## The request
Report how many lines contain "certified", with no other words.
======== Available data
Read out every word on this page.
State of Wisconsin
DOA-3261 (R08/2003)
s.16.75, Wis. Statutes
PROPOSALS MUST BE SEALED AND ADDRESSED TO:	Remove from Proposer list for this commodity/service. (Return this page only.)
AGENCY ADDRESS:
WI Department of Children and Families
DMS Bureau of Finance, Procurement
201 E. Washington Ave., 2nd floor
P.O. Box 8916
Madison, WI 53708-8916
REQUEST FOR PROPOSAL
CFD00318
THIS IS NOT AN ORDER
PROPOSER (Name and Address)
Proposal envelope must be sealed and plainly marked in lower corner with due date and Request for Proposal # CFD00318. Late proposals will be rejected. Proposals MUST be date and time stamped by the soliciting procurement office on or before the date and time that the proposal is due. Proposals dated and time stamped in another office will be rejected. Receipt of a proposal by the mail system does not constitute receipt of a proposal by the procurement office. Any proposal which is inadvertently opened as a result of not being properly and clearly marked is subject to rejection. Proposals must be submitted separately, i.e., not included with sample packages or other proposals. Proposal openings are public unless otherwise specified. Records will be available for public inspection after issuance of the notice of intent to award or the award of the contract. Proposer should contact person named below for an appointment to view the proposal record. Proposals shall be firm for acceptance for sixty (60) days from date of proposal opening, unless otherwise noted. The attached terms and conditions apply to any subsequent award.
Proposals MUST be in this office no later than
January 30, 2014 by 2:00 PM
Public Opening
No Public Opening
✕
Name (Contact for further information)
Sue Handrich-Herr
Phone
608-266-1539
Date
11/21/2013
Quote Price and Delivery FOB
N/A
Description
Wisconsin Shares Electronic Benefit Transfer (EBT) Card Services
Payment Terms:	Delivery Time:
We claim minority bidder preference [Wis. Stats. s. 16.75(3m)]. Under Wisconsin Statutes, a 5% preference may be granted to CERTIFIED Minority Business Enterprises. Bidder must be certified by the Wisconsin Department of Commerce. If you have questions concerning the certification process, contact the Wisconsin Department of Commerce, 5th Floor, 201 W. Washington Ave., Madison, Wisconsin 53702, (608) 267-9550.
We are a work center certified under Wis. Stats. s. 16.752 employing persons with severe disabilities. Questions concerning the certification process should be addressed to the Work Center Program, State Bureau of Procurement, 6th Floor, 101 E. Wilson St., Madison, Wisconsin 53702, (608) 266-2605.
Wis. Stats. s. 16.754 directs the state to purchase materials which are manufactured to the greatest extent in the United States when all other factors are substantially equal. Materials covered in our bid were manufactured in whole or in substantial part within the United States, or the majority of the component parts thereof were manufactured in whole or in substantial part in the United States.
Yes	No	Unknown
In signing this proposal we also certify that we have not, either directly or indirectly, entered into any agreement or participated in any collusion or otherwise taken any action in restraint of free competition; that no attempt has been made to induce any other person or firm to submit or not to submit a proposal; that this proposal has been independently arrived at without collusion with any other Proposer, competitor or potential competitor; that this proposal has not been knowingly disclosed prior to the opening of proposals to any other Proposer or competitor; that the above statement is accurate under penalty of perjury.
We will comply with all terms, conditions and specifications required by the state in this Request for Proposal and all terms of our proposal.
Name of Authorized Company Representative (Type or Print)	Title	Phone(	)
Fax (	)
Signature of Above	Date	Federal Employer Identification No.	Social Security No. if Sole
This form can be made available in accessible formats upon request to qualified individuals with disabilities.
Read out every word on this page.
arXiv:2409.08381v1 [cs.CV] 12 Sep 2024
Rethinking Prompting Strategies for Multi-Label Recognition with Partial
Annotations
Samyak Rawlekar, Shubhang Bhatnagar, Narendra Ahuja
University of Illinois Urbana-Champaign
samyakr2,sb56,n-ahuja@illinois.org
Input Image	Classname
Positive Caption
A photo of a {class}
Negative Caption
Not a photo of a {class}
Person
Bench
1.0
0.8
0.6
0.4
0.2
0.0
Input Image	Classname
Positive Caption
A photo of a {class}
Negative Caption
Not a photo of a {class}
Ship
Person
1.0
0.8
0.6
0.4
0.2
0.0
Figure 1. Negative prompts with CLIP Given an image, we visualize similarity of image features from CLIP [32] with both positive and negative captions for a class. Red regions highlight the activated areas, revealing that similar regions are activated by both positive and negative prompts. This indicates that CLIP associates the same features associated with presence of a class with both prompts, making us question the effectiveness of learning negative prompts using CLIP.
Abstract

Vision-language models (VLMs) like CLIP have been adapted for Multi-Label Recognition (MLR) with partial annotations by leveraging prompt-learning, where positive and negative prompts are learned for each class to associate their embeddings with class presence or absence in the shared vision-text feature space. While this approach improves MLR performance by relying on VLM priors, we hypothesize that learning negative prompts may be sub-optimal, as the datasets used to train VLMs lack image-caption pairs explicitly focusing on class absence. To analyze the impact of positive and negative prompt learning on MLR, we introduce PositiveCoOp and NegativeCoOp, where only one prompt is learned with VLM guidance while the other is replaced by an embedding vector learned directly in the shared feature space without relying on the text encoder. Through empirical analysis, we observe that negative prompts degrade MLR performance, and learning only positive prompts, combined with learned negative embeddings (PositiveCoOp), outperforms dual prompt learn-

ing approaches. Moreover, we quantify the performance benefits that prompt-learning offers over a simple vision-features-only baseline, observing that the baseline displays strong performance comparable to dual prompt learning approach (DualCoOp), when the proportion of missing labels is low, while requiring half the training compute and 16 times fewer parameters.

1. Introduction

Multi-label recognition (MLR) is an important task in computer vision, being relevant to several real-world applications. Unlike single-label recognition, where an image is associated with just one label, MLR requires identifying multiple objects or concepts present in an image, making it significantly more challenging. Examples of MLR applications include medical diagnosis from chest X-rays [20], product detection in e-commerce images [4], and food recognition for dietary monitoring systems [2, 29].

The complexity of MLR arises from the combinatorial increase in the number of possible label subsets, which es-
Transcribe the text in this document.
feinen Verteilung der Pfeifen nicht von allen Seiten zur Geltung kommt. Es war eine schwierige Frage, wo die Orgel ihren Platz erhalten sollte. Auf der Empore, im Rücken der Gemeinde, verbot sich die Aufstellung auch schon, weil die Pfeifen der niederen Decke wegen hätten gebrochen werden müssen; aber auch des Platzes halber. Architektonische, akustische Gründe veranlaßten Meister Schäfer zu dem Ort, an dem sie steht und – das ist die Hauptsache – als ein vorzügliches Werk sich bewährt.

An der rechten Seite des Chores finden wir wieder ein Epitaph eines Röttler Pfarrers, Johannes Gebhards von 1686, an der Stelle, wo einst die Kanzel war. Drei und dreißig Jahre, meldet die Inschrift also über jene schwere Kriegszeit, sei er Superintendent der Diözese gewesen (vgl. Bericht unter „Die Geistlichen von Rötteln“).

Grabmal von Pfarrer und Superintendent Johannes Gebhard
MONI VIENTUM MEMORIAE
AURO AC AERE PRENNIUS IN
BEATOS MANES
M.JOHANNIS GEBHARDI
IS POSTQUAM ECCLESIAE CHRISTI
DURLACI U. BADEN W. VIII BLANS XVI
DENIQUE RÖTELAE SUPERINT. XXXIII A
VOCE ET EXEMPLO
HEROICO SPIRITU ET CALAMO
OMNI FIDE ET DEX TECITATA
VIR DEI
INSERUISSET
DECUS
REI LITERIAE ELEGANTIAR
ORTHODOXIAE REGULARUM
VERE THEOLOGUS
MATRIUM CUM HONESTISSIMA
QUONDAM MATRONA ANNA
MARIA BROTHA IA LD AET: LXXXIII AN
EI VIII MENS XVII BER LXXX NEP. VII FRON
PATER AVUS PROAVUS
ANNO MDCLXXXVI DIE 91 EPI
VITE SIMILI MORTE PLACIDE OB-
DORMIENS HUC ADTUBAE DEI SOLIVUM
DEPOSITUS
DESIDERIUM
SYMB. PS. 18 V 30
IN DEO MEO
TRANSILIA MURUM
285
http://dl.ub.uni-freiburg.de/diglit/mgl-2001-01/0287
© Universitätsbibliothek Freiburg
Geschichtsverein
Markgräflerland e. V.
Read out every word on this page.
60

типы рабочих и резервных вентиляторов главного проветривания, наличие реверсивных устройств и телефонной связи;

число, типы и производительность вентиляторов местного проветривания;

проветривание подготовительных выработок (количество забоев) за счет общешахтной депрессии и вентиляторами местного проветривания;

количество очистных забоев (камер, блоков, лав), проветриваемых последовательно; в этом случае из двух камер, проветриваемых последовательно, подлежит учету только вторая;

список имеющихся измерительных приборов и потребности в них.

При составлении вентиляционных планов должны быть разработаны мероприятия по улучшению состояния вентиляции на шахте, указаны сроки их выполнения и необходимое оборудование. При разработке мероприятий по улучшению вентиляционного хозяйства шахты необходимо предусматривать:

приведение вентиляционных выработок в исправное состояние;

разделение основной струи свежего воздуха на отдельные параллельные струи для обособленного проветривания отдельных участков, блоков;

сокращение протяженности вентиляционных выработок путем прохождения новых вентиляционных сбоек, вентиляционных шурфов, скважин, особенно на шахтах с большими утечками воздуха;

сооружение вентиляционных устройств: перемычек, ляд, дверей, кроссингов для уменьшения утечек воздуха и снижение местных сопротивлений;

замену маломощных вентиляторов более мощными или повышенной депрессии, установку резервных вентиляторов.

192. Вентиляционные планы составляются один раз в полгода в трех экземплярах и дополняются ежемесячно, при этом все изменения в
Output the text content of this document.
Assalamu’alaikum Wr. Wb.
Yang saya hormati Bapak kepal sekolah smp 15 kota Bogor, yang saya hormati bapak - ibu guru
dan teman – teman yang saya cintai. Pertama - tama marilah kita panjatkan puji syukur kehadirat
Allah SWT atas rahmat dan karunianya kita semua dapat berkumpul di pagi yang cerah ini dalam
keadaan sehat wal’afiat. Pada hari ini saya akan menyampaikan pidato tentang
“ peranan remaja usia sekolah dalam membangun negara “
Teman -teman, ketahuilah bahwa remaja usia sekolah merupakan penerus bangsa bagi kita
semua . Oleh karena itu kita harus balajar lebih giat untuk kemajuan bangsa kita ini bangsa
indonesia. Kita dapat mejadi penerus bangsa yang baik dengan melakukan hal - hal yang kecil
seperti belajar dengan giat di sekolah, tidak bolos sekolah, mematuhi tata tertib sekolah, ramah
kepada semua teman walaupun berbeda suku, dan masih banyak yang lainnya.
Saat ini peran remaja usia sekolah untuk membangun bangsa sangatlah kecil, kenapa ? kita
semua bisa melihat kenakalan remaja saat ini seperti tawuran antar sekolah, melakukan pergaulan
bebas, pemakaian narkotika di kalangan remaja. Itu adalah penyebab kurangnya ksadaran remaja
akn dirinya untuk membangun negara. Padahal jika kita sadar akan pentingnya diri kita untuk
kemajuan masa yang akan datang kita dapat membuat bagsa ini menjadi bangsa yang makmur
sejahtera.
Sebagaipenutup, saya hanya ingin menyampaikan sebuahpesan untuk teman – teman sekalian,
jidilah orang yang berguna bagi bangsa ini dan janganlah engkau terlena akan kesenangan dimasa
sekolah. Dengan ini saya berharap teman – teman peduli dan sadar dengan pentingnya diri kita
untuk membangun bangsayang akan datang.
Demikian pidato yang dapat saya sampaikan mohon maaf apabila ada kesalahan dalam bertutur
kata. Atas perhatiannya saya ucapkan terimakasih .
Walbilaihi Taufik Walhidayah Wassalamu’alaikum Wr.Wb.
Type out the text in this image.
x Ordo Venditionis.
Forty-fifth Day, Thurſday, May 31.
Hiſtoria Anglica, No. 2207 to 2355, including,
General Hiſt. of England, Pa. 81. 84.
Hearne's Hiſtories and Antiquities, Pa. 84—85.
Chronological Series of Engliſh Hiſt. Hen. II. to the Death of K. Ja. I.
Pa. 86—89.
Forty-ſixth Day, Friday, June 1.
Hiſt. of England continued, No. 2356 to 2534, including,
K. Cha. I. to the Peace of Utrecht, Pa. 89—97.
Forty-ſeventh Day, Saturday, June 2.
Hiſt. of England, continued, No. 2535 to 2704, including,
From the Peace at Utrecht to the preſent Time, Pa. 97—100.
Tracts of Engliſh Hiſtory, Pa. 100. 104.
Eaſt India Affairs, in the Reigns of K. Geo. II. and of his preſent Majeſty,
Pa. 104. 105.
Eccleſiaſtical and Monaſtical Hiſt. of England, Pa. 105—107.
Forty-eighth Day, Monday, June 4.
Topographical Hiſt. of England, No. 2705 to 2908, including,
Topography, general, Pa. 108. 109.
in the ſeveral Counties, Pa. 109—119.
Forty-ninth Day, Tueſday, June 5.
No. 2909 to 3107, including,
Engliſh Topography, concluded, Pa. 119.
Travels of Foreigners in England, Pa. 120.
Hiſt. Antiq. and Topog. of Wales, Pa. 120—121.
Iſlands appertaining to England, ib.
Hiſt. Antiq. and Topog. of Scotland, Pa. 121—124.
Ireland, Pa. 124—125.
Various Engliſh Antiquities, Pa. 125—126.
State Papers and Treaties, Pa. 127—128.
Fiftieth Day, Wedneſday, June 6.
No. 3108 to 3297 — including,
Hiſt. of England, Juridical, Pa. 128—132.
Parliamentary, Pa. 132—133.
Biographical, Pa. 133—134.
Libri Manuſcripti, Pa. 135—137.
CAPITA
================
## Solution for this problem
2